◆ Exercise: Using the data below, tally the lines that include the string "brain". Only the number is wanted.

◆ Dataset extract:
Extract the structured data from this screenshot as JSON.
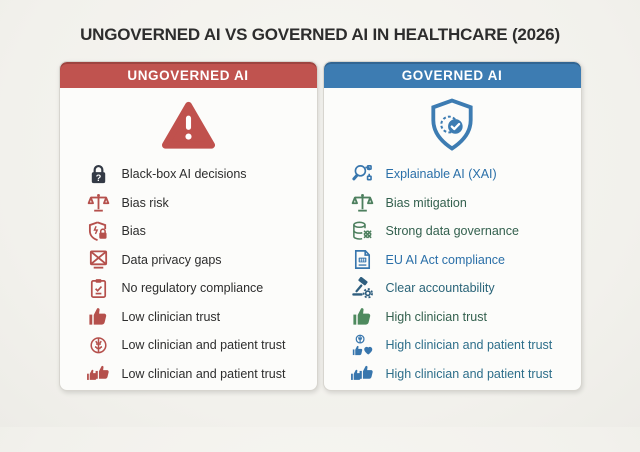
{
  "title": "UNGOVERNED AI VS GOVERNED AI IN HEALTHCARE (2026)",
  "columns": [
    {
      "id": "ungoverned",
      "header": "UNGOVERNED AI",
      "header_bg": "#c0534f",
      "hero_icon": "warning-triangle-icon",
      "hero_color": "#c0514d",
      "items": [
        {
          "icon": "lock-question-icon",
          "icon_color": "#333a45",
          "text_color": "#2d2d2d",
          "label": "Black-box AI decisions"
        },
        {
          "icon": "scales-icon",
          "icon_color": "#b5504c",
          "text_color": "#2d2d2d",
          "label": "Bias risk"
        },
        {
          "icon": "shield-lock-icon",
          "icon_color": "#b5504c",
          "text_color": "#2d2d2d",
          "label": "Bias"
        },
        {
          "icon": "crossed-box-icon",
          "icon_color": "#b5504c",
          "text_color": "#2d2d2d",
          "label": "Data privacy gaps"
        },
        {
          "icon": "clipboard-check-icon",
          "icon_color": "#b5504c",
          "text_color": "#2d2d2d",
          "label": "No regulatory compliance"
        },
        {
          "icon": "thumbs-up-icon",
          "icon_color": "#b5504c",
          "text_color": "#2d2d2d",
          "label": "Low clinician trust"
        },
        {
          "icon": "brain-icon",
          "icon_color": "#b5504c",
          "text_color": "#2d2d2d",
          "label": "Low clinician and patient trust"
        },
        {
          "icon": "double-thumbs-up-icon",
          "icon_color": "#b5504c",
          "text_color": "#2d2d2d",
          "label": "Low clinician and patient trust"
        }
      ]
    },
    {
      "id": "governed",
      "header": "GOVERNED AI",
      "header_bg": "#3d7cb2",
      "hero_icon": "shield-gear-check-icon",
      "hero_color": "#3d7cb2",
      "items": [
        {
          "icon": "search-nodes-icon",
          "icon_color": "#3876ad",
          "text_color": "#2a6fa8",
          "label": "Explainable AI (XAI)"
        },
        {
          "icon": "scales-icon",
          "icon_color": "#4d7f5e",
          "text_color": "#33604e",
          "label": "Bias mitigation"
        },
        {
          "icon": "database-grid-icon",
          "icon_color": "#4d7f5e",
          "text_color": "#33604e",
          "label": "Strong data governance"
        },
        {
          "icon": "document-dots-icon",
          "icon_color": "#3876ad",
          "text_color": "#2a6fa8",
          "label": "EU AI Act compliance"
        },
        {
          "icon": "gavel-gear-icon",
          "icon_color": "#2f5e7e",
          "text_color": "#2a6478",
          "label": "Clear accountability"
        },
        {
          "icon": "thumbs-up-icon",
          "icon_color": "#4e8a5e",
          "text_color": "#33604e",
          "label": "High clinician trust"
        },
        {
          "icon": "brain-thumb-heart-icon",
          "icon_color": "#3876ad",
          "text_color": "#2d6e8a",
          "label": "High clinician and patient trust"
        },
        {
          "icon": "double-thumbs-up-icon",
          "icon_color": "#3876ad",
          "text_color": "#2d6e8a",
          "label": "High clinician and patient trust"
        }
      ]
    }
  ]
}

* * *

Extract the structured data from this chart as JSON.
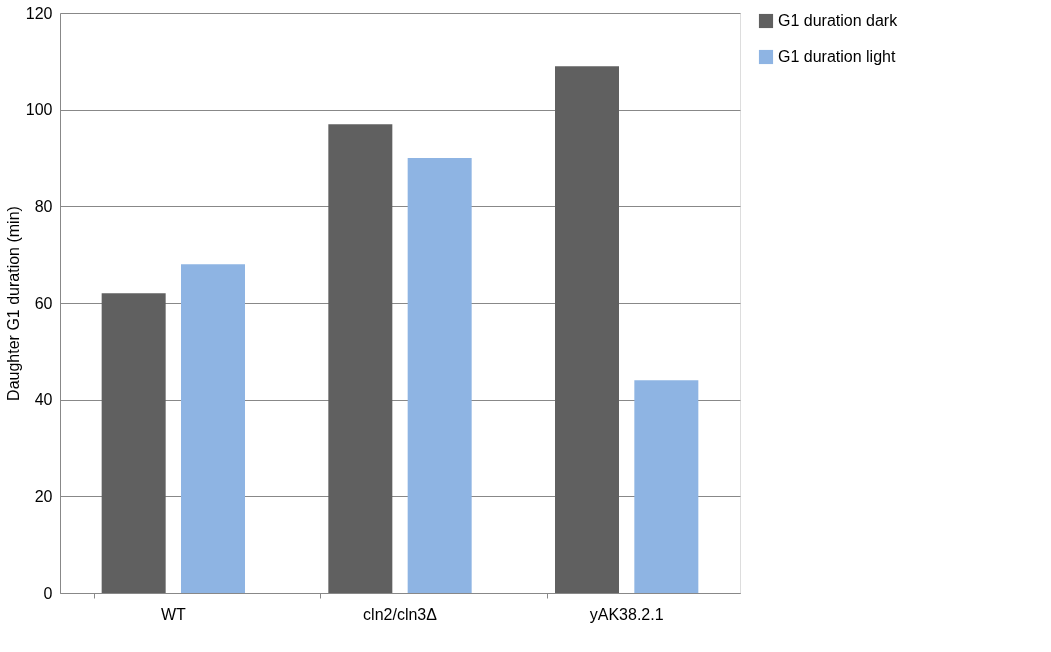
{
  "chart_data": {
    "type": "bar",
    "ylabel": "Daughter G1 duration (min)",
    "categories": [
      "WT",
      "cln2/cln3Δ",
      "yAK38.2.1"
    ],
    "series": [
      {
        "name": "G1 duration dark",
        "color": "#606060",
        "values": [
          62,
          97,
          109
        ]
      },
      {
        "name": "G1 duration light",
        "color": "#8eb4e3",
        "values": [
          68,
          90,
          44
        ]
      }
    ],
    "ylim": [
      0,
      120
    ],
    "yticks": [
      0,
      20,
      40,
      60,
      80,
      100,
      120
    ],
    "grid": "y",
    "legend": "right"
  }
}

◆ Exercise answer: 2